◆ **Data for processing**

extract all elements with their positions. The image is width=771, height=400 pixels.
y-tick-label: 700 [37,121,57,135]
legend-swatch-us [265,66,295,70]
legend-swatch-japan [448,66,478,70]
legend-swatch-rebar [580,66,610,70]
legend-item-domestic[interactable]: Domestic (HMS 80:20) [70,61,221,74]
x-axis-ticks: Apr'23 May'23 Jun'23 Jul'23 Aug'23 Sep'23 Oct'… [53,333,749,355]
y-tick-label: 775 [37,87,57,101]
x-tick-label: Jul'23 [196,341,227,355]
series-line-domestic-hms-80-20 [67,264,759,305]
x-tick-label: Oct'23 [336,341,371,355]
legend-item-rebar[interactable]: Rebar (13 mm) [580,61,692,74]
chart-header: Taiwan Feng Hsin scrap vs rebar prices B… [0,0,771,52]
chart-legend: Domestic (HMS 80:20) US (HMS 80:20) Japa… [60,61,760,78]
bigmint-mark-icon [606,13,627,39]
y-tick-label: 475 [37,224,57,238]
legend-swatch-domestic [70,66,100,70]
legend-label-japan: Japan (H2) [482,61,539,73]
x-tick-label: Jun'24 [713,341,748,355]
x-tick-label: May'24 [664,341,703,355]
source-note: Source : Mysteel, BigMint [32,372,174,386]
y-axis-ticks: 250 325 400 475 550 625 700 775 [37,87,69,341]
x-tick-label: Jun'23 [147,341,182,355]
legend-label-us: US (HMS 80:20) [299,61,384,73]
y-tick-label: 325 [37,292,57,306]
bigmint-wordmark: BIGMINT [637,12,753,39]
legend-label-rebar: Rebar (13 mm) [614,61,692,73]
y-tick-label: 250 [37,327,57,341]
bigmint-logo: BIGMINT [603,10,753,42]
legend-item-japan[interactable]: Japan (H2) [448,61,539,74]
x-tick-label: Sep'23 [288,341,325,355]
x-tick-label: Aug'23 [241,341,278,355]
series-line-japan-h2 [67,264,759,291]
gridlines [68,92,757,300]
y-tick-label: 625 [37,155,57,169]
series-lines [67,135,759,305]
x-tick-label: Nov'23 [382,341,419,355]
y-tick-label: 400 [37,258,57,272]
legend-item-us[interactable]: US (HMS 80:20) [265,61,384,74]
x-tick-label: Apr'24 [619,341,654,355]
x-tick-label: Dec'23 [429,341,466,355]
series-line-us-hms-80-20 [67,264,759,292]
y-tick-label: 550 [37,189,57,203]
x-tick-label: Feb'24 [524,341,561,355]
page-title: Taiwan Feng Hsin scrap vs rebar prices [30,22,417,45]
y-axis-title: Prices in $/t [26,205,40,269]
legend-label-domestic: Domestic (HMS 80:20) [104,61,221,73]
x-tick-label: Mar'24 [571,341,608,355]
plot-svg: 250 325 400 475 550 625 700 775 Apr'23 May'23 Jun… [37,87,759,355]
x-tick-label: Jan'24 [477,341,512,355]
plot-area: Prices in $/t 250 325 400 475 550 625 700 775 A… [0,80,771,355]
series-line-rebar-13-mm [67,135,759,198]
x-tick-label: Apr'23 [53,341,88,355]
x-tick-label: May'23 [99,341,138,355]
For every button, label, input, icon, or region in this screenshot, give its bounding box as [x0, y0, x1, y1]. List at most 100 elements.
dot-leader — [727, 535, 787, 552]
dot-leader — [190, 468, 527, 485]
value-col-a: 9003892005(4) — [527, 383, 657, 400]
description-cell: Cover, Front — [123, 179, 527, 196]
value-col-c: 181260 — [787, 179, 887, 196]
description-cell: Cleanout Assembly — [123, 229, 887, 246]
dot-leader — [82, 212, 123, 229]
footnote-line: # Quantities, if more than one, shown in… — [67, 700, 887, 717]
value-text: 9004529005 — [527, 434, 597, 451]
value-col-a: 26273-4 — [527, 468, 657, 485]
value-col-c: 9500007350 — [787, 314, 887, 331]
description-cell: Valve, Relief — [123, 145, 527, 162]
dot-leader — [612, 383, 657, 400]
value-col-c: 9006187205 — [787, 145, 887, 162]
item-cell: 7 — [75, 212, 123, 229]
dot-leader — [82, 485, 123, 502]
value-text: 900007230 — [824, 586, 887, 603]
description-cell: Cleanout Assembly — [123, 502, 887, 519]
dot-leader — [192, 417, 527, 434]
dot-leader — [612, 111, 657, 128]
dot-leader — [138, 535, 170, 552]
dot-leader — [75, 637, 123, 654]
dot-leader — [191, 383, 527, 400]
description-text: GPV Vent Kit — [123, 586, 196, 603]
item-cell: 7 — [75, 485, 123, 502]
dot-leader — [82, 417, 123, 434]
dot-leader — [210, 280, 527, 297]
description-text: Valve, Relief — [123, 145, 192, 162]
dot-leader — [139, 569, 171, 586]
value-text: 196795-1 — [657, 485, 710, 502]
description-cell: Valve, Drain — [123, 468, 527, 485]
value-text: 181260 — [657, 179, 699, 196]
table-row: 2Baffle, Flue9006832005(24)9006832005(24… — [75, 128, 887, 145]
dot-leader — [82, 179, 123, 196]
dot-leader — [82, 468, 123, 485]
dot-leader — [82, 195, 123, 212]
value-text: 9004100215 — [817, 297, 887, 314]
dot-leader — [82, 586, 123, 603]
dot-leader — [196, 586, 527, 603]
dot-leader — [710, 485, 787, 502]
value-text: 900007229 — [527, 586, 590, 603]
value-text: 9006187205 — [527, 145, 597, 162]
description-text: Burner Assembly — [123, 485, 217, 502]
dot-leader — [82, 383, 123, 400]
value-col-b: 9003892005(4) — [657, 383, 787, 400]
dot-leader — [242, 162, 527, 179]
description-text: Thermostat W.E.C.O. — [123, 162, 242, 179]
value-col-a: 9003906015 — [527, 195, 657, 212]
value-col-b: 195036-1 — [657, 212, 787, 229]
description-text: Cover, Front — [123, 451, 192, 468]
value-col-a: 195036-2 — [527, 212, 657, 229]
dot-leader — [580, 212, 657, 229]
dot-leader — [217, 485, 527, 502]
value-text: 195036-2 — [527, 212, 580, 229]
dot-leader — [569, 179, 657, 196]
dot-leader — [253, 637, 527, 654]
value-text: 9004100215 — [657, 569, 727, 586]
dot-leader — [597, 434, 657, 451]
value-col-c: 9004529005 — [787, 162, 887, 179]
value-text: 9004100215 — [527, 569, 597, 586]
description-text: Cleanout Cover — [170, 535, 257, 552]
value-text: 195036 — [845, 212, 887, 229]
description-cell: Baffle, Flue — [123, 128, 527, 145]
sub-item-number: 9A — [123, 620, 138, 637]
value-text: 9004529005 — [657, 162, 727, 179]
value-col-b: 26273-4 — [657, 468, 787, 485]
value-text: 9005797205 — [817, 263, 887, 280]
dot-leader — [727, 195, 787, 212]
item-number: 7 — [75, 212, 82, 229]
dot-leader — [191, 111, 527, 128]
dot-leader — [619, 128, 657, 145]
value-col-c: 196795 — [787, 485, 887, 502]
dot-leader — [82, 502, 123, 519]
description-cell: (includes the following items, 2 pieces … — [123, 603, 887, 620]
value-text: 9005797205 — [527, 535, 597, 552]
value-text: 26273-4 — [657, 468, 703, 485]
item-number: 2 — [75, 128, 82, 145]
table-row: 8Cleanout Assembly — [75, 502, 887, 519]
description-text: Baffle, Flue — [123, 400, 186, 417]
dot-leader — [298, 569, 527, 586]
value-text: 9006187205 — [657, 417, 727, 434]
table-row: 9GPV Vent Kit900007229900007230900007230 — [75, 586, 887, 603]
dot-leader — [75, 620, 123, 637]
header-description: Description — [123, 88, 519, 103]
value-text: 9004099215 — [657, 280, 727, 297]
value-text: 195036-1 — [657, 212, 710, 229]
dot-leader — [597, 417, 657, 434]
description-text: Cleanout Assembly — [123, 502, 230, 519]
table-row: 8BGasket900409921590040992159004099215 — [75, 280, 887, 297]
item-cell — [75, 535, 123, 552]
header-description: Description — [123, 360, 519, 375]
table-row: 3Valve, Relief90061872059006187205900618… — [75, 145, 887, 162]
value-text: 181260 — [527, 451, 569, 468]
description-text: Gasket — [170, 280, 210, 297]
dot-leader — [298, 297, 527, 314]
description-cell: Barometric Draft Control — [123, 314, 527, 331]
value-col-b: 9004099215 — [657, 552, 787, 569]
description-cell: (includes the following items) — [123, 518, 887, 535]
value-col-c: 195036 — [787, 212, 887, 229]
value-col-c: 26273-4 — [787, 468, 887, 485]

◆ **The request**
How many lines in the listing above contain the string "cell"? Reply with the number alone.

◆ **Solution below**
12